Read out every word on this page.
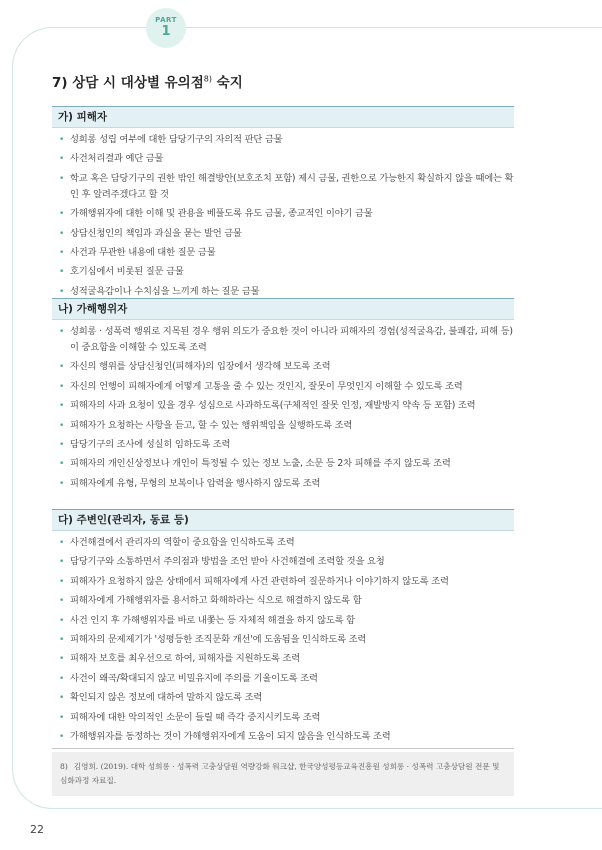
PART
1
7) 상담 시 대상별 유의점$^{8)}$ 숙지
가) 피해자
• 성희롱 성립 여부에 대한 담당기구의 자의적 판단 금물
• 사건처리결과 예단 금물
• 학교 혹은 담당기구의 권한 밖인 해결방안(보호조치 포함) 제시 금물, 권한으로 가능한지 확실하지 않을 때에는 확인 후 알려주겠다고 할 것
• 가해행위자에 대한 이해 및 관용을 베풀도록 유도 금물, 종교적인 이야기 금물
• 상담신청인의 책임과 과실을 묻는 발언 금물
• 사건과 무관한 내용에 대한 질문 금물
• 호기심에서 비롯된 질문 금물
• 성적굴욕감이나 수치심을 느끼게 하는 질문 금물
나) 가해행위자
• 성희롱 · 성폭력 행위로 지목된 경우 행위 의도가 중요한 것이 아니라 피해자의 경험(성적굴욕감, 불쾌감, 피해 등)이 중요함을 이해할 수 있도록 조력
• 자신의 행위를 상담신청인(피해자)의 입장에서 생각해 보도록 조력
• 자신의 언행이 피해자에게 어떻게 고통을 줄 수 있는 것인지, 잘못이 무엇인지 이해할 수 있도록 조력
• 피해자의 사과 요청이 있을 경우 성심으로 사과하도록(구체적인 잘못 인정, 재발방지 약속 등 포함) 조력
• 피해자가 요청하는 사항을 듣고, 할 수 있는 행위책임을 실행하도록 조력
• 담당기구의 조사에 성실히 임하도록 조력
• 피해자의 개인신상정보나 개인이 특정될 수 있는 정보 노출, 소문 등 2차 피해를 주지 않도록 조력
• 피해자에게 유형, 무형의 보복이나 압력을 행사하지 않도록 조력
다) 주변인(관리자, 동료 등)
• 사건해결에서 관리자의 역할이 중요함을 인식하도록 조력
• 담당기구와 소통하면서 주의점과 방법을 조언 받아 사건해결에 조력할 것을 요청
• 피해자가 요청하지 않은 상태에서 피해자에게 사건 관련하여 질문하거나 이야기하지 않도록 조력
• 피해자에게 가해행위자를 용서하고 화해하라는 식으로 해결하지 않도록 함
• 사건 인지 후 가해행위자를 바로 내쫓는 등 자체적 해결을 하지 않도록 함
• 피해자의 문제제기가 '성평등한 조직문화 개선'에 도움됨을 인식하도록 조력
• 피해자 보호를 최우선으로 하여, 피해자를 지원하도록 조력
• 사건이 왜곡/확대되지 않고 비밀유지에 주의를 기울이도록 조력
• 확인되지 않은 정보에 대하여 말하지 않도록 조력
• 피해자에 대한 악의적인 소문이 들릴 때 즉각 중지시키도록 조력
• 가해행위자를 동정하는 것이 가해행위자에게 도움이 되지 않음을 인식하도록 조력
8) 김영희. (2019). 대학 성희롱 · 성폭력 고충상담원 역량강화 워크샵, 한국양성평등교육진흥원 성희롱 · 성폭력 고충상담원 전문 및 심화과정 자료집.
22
---
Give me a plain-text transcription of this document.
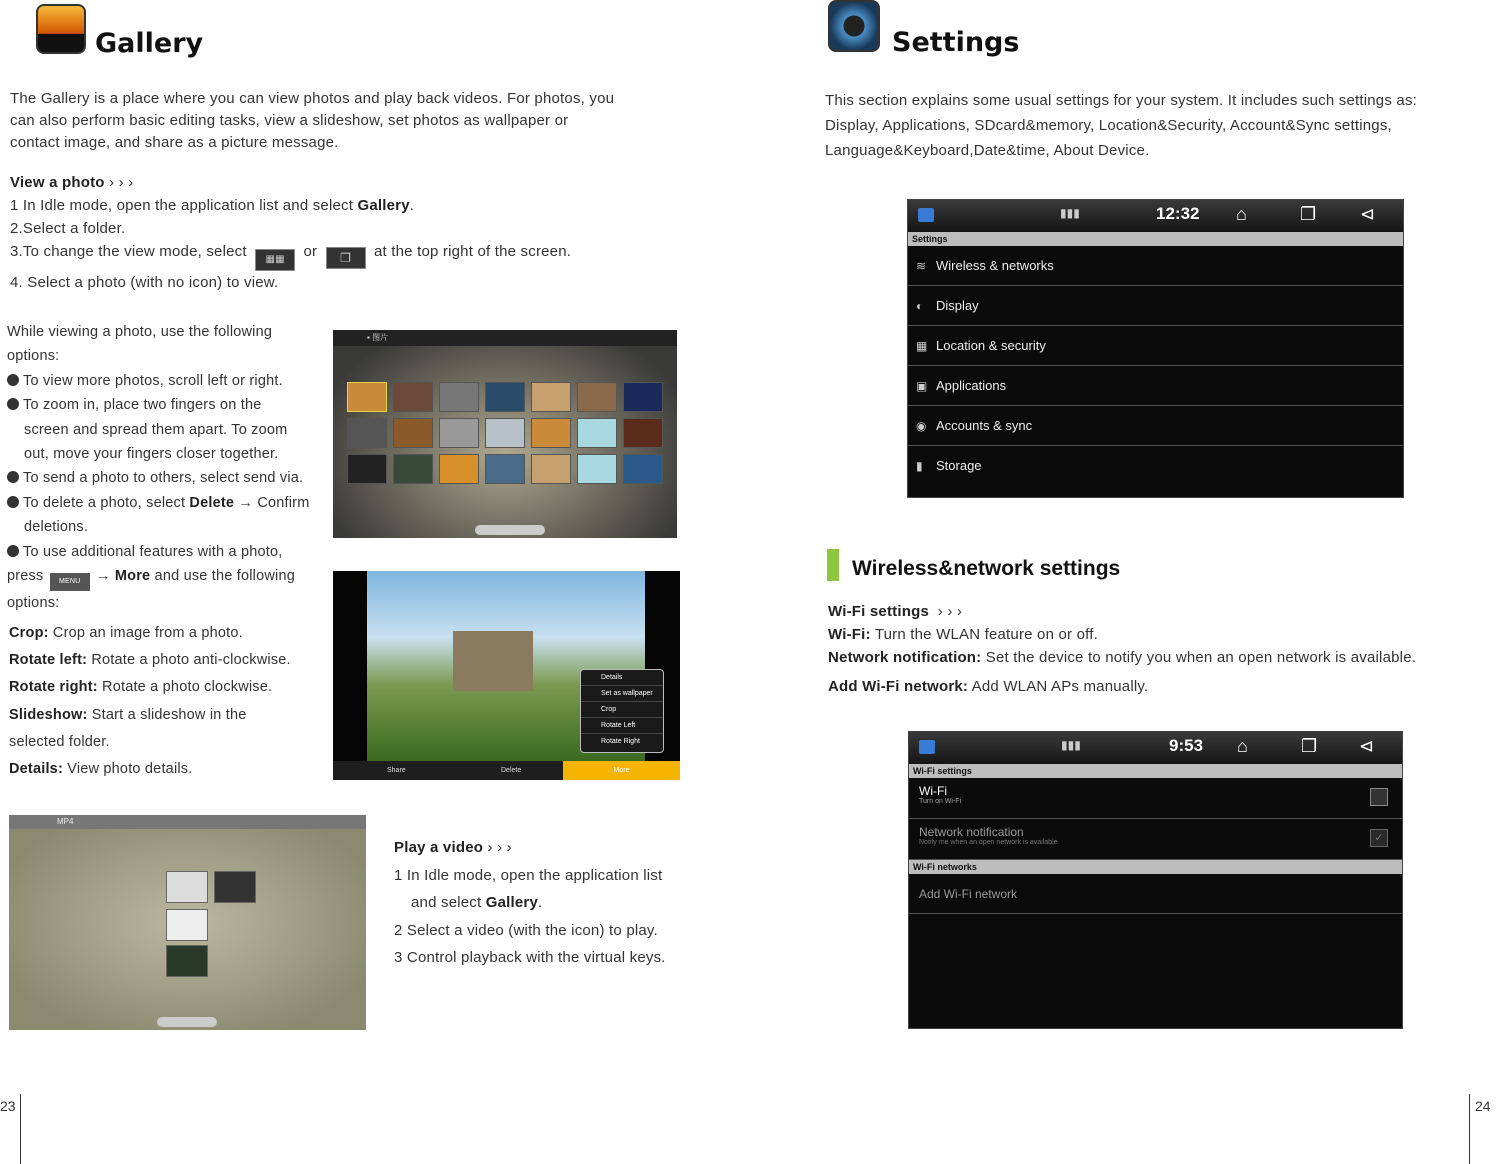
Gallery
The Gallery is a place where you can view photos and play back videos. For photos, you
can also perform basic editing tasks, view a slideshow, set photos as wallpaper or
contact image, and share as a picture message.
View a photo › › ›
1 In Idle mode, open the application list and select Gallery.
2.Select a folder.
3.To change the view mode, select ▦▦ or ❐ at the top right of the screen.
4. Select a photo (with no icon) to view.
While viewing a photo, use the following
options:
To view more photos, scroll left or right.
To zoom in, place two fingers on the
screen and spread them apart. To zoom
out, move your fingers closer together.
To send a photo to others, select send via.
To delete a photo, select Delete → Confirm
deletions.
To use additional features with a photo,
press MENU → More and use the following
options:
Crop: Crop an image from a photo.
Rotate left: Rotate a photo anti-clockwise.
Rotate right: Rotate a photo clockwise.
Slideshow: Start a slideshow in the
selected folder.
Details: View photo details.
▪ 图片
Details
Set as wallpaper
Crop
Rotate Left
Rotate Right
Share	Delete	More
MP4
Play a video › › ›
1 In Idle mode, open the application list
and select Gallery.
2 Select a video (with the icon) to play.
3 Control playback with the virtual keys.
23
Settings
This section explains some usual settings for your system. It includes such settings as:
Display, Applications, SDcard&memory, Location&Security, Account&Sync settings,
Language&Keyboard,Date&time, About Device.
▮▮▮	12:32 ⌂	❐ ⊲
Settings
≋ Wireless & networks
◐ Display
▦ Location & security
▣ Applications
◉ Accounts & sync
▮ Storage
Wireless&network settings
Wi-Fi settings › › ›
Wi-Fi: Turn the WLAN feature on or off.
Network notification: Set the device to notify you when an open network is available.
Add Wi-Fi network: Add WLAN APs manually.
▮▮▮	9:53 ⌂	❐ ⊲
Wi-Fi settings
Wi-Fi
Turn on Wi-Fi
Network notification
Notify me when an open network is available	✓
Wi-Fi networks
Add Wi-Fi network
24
==
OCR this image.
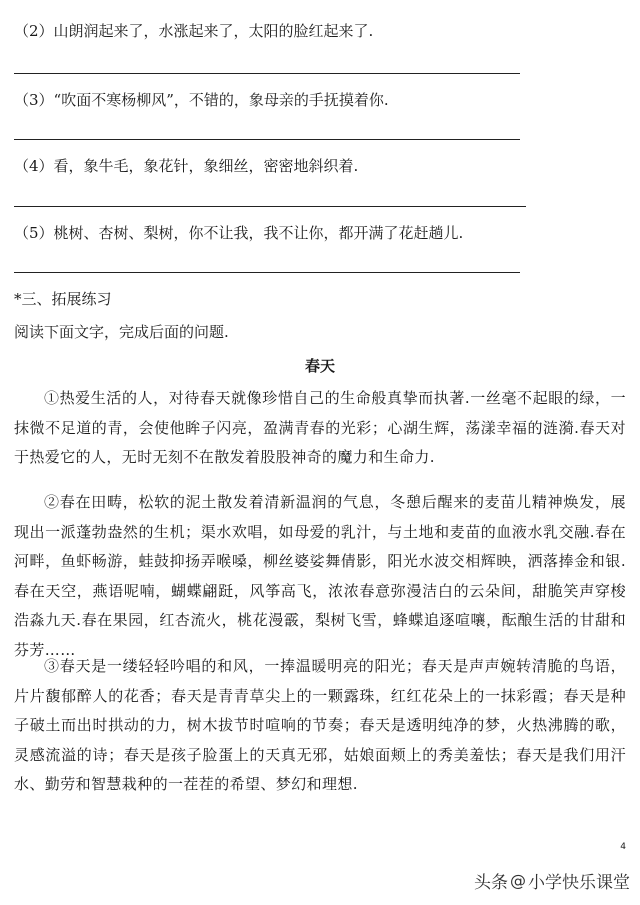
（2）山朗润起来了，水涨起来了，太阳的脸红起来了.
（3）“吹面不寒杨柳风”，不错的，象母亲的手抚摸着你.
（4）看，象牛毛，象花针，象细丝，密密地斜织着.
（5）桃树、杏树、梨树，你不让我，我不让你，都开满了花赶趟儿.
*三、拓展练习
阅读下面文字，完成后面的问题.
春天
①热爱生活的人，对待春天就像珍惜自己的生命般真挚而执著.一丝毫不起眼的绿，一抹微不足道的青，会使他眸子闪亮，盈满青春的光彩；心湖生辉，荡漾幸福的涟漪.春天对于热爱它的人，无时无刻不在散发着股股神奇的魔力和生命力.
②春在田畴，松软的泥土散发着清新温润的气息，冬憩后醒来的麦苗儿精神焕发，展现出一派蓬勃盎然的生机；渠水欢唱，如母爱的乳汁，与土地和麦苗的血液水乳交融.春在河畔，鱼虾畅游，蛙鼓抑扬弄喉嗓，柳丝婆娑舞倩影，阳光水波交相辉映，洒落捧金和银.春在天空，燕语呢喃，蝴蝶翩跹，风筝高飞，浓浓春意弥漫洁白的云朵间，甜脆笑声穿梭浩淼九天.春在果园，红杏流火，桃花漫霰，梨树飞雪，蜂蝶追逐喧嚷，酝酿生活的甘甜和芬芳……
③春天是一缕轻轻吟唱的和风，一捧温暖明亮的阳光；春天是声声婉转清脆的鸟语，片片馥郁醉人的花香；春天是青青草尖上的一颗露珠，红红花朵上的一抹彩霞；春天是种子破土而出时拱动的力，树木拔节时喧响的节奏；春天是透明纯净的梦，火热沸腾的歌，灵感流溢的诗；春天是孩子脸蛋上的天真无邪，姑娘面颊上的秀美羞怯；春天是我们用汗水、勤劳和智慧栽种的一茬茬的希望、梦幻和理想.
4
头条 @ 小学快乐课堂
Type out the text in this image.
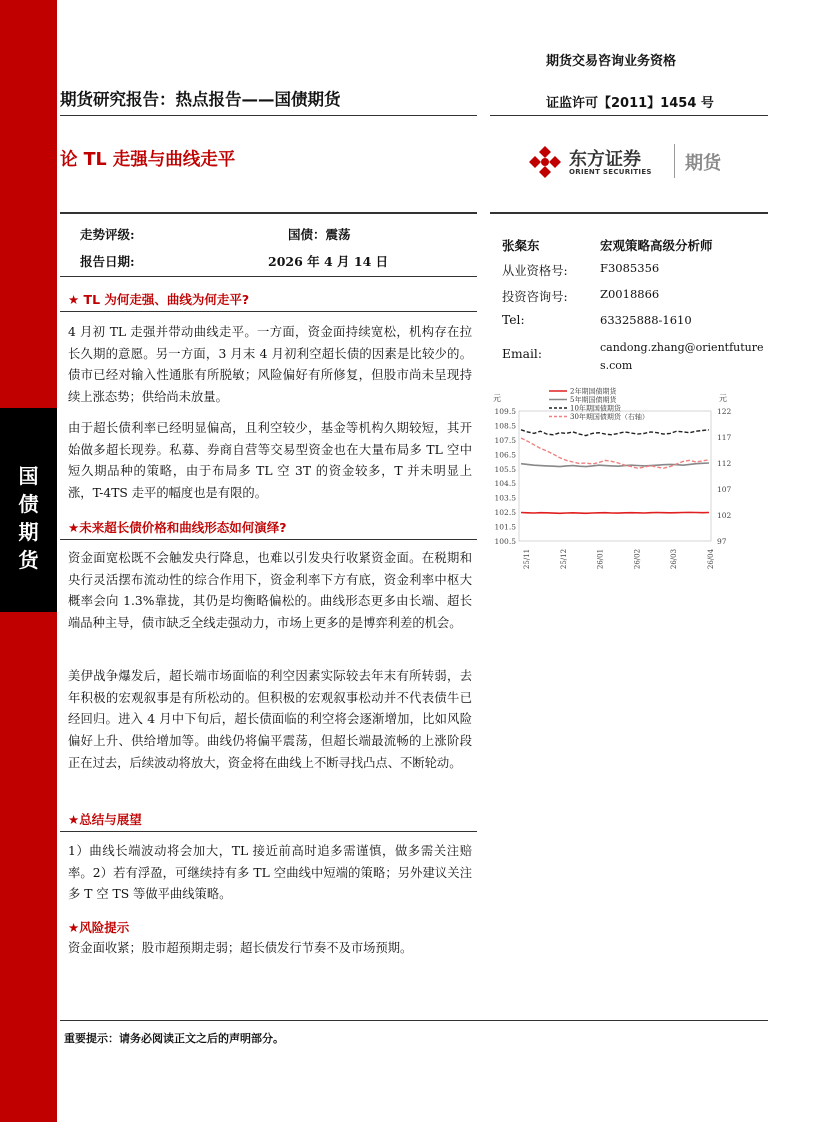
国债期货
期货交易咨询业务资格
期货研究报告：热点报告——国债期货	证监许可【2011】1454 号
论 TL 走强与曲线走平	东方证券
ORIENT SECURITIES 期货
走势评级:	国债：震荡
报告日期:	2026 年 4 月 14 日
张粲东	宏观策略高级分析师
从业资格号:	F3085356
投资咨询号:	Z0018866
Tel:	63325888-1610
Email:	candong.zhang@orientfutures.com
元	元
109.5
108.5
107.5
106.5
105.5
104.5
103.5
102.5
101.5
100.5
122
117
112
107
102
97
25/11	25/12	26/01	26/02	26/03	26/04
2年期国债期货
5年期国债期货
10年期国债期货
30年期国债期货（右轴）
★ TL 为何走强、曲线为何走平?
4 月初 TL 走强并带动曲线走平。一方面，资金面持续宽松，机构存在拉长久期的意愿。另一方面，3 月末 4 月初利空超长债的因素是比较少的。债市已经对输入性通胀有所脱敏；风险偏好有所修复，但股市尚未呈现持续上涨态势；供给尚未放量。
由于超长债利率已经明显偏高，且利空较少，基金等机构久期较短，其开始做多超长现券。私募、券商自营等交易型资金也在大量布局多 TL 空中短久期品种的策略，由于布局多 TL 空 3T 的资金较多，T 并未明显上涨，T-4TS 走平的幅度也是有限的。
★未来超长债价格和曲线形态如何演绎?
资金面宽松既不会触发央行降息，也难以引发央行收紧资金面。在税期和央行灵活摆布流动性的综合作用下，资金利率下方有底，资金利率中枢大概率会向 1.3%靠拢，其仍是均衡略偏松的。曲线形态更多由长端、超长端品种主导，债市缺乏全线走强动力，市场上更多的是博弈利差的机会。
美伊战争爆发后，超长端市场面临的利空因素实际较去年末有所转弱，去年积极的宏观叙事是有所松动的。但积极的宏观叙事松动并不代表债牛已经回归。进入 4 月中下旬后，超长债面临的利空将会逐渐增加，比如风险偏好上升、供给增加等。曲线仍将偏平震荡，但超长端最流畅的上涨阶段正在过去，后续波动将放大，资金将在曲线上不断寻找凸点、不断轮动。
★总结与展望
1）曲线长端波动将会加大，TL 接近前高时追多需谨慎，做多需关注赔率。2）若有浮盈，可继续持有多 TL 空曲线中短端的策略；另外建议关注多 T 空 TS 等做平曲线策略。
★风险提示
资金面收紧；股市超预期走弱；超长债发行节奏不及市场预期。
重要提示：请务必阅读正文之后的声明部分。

-- Goal --
Count how many lines in the data above hold the string "Rotate", and give the number with no other words.

-- Response --
4